Maliger is formed from the latin words malus and gero meaning “mast” and “bear.” Hence, “I bear a mast” referring to the high dorsal fin. Quillback rockfish are relatively small, and are of "stout" morphology; a characteristic common among nearshore Sebastes found in close association with the bottom. They are usually orange-brown to black in color with a yellow or orange pale area between the eye and pectoral fin.
Distribution, Stock Structure and Migration
Quillback rockfish can be found from the Kenai Peninsula, Alaska to the Anacapa Passage, California. They are considered common between southeast Alaska and northern California. They can be found in shallow to moderate depths but have been observed at depths of 900 ft.
Like other Sebastes of shallow, benthic habitat, individual quillback rockfish are not known to range far. Tagging studies in central California and Washington have shown quillback to be residential (no movement other than diurnal) or to show movement of less than 6 miles.
Age and Growth
In California, quillback rockfish have been aged to 15 yr, but are known to live longer: They have been aged to 95 yr in Canada. Quillback can grow to 24 inches.

*DATA SUPPLIED*.
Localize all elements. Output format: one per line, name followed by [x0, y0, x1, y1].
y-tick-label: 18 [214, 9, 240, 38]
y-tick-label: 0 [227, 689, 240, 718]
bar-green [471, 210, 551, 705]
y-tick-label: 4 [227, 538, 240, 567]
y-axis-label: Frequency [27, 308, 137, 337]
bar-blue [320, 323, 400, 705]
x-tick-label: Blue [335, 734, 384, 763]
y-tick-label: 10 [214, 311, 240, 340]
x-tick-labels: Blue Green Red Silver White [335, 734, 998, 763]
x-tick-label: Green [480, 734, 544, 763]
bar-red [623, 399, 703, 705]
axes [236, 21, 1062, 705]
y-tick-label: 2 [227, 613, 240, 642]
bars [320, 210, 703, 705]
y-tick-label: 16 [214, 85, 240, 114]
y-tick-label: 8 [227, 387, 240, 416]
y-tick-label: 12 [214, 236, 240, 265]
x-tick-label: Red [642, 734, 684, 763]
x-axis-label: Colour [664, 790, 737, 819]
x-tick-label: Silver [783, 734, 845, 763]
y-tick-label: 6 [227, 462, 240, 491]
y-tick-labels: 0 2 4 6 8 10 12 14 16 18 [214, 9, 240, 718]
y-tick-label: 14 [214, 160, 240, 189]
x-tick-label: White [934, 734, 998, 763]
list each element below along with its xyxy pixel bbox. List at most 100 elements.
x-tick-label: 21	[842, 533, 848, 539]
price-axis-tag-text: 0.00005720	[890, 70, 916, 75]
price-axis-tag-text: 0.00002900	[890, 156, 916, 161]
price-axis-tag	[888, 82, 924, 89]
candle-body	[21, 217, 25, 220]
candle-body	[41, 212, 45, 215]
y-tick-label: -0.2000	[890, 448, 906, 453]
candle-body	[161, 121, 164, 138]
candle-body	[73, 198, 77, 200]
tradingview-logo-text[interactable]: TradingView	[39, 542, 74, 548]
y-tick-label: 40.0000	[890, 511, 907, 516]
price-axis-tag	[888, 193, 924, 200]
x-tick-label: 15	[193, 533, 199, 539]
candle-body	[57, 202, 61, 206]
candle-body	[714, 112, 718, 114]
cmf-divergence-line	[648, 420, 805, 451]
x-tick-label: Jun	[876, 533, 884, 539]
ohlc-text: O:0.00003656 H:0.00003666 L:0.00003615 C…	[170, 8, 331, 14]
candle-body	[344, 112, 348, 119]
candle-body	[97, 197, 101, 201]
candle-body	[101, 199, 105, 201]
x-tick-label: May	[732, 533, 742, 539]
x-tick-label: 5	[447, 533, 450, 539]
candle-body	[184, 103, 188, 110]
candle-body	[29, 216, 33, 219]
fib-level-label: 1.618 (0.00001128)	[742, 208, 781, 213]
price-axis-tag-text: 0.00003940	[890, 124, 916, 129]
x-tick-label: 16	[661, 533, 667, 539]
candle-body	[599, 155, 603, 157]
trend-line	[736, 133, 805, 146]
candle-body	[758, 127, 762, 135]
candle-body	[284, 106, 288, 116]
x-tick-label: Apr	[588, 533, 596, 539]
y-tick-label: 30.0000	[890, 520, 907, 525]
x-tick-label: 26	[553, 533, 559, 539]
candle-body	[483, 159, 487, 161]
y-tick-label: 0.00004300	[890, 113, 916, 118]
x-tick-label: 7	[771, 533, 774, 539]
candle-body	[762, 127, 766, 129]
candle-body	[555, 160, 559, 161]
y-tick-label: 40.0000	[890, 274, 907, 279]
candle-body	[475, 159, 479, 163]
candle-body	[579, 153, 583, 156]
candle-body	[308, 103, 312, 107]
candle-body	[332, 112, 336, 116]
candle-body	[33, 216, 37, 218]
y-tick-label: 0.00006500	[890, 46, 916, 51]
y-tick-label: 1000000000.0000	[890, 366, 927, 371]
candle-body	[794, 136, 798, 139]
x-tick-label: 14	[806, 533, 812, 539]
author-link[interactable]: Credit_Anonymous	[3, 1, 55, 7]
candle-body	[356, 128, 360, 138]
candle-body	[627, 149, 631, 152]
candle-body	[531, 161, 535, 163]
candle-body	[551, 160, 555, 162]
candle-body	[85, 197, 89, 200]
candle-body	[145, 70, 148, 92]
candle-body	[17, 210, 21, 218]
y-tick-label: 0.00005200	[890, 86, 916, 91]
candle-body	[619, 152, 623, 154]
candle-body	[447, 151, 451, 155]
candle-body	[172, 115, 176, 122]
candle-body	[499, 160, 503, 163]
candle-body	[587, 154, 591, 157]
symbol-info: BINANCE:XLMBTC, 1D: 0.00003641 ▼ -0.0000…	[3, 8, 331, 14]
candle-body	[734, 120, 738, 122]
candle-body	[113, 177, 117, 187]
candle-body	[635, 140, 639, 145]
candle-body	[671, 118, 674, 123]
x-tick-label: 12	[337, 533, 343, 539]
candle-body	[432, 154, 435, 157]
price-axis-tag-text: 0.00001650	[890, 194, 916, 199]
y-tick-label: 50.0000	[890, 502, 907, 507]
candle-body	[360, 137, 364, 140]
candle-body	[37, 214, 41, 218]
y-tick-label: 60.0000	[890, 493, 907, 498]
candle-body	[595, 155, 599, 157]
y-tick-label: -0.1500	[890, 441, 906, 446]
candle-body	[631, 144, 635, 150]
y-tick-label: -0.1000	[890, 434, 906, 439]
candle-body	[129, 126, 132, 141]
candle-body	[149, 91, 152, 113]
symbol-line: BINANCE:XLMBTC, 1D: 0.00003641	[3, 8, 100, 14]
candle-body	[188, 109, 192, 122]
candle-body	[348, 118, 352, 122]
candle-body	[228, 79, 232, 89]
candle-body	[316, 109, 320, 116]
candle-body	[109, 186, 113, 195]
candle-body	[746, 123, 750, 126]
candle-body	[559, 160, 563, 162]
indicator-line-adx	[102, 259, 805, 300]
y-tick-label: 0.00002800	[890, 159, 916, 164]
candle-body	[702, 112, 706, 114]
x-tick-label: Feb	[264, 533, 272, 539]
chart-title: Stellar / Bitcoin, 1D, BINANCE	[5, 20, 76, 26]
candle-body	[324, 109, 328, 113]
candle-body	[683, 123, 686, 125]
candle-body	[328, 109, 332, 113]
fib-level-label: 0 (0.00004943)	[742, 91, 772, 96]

*YOUR GOAL*. Extend the quillback rockfish text with the section that would come after its last line. The items are separate material and are not part of the quillback rockfish text.

*REPLY TO THE TASK*.
Reproduction, Fecundity and Seasonality
In California, size at first maturity as well as 50% maturity for males is 8.7 in. TL (4 yr.), and for females is 10.2 in. TL (6 yr.) As with all Sebastes, quillback have internal fertilization and are viviparous. In California, mating takes place in the late winter/early spring, and parturition April through July; with a peak in May and June. After roughly one or two months in the plankton, they begin to settle near shore.
As planktonic larvae, quillback rockfish are known to consume nauplii invertebrate eggs and copepods. After they settle in the shallow, nearshore areas they remain zooplanktivorous and feed on crustaceans. As adults their habit is more benthic, and they are known to feed on a variety of prey such as crustaceans; small fish, including rockfishes and flatfishes; bivalves and fish eggs.
As juveniles, they are preyed upon by fishes, including larger rockfishes (such as yelloweye), lingcod, cabezon and salmon. Various marine birds and pinnipeds take juvenile quillback as well. Adults are also subject to predation by larger piscivorous fishes including some sharks, as well as pinnipeds, and possibly, river otters.
Though quillback rockfish occur with a host of other nearshore benthic species, no information on competition was found.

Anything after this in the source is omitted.